THE EXERCISE:
Please copy the records word for word, from the first line up to and including the line with "row-label-priest: Priest: [54, 506, 82, 518]".

PROVIDED DATA:
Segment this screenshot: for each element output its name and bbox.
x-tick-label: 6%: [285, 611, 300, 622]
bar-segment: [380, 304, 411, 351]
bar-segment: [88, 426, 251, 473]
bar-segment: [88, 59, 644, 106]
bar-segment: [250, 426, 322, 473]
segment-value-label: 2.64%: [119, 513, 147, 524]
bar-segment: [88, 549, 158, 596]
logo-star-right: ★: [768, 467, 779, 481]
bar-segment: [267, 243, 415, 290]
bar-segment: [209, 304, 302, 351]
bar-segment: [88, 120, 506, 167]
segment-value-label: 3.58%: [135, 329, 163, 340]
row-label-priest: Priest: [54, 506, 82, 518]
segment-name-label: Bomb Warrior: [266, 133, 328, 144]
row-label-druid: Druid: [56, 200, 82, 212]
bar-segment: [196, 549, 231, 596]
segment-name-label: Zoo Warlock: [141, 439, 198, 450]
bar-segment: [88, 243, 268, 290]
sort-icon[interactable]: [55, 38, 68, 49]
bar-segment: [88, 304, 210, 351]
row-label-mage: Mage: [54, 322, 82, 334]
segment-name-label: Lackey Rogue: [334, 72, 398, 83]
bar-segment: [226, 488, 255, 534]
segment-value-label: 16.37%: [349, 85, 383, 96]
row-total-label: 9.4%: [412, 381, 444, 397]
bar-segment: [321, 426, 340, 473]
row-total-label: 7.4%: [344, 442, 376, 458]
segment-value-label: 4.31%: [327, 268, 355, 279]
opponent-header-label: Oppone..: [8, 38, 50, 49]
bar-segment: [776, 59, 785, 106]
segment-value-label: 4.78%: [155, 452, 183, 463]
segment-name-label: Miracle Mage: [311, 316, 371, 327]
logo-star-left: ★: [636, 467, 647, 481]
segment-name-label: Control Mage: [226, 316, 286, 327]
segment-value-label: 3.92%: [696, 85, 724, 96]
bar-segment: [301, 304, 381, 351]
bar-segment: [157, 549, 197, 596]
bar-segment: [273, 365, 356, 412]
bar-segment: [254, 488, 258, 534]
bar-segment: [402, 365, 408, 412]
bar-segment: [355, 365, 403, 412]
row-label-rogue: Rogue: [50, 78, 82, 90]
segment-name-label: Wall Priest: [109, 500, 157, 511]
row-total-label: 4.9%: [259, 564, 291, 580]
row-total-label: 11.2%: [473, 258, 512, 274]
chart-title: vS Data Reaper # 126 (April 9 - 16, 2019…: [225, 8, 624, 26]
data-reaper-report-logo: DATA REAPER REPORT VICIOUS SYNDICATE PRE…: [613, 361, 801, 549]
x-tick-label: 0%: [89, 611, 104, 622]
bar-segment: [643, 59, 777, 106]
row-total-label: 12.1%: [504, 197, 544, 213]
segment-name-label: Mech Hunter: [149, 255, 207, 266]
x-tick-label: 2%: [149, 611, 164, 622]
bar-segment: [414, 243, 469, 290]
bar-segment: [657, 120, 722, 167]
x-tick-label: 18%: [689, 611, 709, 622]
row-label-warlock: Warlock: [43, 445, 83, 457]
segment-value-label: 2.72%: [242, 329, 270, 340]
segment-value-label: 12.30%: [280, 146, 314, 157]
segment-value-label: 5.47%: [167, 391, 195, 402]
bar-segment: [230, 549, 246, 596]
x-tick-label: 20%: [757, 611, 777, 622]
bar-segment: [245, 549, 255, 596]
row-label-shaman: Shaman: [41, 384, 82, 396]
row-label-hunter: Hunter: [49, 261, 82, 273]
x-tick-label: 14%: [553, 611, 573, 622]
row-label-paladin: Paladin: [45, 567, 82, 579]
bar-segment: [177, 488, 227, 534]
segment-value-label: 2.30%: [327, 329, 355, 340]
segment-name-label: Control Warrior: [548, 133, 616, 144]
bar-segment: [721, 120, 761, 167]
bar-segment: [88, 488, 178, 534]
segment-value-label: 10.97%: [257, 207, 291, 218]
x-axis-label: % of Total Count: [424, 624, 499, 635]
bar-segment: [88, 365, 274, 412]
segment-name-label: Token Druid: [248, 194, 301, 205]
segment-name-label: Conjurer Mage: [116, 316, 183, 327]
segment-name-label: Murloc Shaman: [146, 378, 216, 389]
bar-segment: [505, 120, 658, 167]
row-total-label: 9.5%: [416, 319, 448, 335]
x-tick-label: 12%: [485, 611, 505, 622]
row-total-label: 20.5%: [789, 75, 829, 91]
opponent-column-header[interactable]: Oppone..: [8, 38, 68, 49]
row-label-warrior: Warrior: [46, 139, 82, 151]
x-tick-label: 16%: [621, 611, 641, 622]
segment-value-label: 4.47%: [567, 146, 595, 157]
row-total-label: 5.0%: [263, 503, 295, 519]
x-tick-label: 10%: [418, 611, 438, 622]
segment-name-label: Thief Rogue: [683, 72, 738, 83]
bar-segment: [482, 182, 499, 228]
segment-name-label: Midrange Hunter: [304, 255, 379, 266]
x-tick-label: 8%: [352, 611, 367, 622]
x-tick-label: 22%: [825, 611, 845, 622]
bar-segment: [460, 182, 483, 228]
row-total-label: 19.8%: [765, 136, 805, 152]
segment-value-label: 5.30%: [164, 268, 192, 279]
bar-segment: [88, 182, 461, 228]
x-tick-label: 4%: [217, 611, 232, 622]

TASK SOLUTION:
Segment this screenshot: for each element output its name and bbox.
x-tick-label: 6%: [285, 611, 300, 622]
bar-segment: [380, 304, 411, 351]
bar-segment: [88, 426, 251, 473]
bar-segment: [88, 59, 644, 106]
bar-segment: [250, 426, 322, 473]
segment-value-label: 2.64%: [119, 513, 147, 524]
bar-segment: [88, 549, 158, 596]
logo-star-right: ★: [768, 467, 779, 481]
bar-segment: [267, 243, 415, 290]
bar-segment: [209, 304, 302, 351]
bar-segment: [88, 120, 506, 167]
segment-value-label: 3.58%: [135, 329, 163, 340]
row-label-priest: Priest: [54, 506, 82, 518]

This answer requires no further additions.